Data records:
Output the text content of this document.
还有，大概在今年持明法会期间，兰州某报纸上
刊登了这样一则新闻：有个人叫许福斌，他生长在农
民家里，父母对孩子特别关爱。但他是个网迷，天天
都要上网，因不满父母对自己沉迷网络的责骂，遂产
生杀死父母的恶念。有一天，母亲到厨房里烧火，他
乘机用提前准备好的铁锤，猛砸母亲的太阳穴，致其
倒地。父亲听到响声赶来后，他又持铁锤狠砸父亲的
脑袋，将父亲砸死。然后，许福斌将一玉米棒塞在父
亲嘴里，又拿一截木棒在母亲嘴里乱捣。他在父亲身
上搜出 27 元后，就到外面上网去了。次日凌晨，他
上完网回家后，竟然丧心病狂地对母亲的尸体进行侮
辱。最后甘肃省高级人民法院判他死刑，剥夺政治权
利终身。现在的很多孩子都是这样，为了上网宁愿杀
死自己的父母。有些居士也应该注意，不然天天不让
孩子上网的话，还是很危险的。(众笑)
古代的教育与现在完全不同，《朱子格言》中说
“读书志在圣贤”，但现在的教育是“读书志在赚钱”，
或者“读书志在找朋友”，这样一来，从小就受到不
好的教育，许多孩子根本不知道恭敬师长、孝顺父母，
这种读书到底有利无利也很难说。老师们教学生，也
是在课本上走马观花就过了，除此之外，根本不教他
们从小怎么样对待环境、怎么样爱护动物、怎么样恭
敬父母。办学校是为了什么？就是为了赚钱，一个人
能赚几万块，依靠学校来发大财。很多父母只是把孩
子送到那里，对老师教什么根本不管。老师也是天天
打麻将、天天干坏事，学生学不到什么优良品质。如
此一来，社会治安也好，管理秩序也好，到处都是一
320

Work to be completed
Reproduce the full listing exactly.

Exercise result
Output the text content of this document.
还有，大概在今年持明法会期间，兰州某报纸上
刊登了这样一则新闻：有个人叫许福斌，他生长在农
民家里，父母对孩子特别关爱。但他是个网迷，天天
都要上网，因不满父母对自己沉迷网络的责骂，遂产
生杀死父母的恶念。有一天，母亲到厨房里烧火，他
乘机用提前准备好的铁锤，猛砸母亲的太阳穴，致其
倒地。父亲听到响声赶来后，他又持铁锤狠砸父亲的
脑袋，将父亲砸死。然后，许福斌将一玉米棒塞在父
亲嘴里，又拿一截木棒在母亲嘴里乱捣。他在父亲身
上搜出 27 元后，就到外面上网去了。次日凌晨，他
上完网回家后，竟然丧心病狂地对母亲的尸体进行侮
辱。最后甘肃省高级人民法院判他死刑，剥夺政治权
利终身。现在的很多孩子都是这样，为了上网宁愿杀
死自己的父母。有些居士也应该注意，不然天天不让
孩子上网的话，还是很危险的。(众笑)
古代的教育与现在完全不同，《朱子格言》中说
“读书志在圣贤”，但现在的教育是“读书志在赚钱”，
或者“读书志在找朋友”，这样一来，从小就受到不
好的教育，许多孩子根本不知道恭敬师长、孝顺父母，
这种读书到底有利无利也很难说。老师们教学生，也
是在课本上走马观花就过了，除此之外，根本不教他
们从小怎么样对待环境、怎么样爱护动物、怎么样恭
敬父母。办学校是为了什么？就是为了赚钱，一个人
能赚几万块，依靠学校来发大财。很多父母只是把孩
子送到那里，对老师教什么根本不管。老师也是天天
打麻将、天天干坏事，学生学不到什么优良品质。如
此一来，社会治安也好，管理秩序也好，到处都是一
320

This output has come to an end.